◆ **Exercise task**
Go through the listing below and list every line with "Darwin".

◆ **Material provided**
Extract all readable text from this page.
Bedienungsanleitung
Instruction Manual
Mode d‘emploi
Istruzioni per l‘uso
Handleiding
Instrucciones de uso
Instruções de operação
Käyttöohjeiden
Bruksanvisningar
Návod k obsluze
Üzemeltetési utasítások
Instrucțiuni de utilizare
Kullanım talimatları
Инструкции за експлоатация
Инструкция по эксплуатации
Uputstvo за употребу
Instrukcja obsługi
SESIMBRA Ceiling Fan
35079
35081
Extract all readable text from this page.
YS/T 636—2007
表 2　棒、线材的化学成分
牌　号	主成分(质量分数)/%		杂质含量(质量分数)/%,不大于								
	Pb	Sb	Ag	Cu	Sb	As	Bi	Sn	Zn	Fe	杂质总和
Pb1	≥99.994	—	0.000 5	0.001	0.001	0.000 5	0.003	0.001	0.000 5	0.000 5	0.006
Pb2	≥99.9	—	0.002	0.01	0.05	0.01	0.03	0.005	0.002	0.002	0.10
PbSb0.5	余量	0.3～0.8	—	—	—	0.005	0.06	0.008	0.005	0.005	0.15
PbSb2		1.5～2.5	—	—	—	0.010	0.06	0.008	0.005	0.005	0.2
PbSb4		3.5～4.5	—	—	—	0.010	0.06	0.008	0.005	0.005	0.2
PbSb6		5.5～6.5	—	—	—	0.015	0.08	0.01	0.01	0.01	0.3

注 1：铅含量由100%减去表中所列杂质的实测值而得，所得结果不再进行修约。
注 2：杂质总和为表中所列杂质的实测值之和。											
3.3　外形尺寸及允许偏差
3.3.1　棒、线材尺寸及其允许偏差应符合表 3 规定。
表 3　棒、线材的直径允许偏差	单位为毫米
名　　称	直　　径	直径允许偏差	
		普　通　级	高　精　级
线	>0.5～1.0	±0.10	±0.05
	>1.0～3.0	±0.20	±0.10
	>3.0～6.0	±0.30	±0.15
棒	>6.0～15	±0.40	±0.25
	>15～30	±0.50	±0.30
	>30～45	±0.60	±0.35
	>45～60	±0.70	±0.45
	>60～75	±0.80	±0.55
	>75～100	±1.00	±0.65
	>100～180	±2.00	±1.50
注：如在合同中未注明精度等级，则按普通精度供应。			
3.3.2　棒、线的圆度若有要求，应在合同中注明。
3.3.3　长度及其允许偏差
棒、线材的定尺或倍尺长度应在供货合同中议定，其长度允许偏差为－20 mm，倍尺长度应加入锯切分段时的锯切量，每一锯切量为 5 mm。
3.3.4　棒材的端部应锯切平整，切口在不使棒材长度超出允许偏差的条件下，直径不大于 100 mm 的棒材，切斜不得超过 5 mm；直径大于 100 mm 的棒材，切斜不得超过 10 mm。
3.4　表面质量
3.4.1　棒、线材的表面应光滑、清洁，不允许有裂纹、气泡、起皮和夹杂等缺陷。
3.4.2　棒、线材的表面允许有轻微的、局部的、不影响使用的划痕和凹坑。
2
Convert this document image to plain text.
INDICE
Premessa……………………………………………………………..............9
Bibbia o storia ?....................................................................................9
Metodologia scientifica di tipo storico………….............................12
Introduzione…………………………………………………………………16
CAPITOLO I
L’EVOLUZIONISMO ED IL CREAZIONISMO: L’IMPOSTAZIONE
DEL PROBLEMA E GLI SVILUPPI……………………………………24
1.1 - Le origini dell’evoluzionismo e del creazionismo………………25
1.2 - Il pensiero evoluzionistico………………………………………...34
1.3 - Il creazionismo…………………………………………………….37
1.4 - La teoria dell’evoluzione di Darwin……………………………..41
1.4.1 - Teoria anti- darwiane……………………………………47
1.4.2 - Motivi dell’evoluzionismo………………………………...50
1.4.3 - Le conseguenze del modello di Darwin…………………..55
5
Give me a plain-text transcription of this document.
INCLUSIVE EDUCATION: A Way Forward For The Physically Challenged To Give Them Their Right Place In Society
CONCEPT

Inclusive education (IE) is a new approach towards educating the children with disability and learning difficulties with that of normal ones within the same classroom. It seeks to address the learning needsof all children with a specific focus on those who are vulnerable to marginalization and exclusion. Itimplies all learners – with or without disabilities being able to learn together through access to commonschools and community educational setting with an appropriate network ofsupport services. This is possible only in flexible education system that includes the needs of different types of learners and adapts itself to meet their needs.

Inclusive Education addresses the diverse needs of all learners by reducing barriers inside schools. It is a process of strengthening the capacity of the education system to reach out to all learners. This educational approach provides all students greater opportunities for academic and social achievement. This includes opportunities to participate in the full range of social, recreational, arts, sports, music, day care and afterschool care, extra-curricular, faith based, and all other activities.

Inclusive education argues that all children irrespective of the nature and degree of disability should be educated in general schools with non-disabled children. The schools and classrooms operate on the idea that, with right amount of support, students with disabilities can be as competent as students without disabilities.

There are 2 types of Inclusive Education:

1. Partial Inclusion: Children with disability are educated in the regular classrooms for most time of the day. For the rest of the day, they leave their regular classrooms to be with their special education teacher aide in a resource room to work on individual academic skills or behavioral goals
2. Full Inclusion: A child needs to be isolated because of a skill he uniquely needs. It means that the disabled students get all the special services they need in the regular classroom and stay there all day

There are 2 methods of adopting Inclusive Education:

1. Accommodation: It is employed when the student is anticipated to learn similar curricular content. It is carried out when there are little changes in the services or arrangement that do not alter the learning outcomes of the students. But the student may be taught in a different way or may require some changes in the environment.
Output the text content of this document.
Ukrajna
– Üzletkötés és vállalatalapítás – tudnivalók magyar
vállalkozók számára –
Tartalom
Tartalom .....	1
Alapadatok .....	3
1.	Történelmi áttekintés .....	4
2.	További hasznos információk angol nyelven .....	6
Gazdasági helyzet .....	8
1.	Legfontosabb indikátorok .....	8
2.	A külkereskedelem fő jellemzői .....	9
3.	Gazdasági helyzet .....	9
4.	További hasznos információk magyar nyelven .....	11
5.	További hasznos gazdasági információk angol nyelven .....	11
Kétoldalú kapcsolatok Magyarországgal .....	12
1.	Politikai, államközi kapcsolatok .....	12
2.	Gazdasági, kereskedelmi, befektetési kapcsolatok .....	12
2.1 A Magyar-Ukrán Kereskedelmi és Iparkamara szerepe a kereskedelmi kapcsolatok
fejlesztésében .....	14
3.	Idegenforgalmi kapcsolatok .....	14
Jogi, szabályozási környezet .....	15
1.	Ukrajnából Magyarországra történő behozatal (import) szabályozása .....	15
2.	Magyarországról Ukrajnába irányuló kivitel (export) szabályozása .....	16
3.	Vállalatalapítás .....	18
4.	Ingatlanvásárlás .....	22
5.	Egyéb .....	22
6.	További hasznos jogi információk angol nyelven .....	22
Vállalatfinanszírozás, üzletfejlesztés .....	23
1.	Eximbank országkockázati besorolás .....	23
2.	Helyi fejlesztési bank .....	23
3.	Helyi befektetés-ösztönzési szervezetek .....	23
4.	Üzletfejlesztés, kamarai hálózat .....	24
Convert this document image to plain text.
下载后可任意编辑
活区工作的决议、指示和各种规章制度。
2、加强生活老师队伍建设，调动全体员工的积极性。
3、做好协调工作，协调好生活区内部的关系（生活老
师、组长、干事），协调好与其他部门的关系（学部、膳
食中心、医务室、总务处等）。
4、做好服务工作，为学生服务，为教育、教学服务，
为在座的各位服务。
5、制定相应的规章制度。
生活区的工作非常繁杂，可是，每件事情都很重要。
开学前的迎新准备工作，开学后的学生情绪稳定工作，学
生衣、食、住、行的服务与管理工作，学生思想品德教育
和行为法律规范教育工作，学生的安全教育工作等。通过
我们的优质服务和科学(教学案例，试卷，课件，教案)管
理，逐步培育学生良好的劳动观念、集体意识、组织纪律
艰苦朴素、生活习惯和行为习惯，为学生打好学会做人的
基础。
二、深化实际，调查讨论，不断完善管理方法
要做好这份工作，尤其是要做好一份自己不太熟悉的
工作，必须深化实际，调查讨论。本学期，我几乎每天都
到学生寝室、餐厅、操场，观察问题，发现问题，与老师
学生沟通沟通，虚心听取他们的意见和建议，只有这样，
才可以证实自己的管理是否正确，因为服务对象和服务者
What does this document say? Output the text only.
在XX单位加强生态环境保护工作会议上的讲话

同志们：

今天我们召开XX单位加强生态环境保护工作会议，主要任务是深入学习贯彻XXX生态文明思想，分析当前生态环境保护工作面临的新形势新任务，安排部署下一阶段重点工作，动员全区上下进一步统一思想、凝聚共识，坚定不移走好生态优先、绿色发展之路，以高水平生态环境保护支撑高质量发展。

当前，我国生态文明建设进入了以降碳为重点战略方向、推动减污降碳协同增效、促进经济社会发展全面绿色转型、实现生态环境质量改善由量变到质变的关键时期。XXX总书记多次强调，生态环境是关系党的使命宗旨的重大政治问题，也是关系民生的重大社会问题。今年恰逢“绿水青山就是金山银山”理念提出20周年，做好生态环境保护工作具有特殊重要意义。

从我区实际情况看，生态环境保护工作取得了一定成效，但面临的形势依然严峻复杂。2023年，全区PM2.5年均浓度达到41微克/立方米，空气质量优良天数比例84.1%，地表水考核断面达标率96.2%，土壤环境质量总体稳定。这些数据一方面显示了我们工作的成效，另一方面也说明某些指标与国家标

◆ **Exercise output**
1.4 - La teoria dell’evoluzione di Darwin……………………………..41
1.4.3 - Le conseguenze del modello di Darwin…………………..55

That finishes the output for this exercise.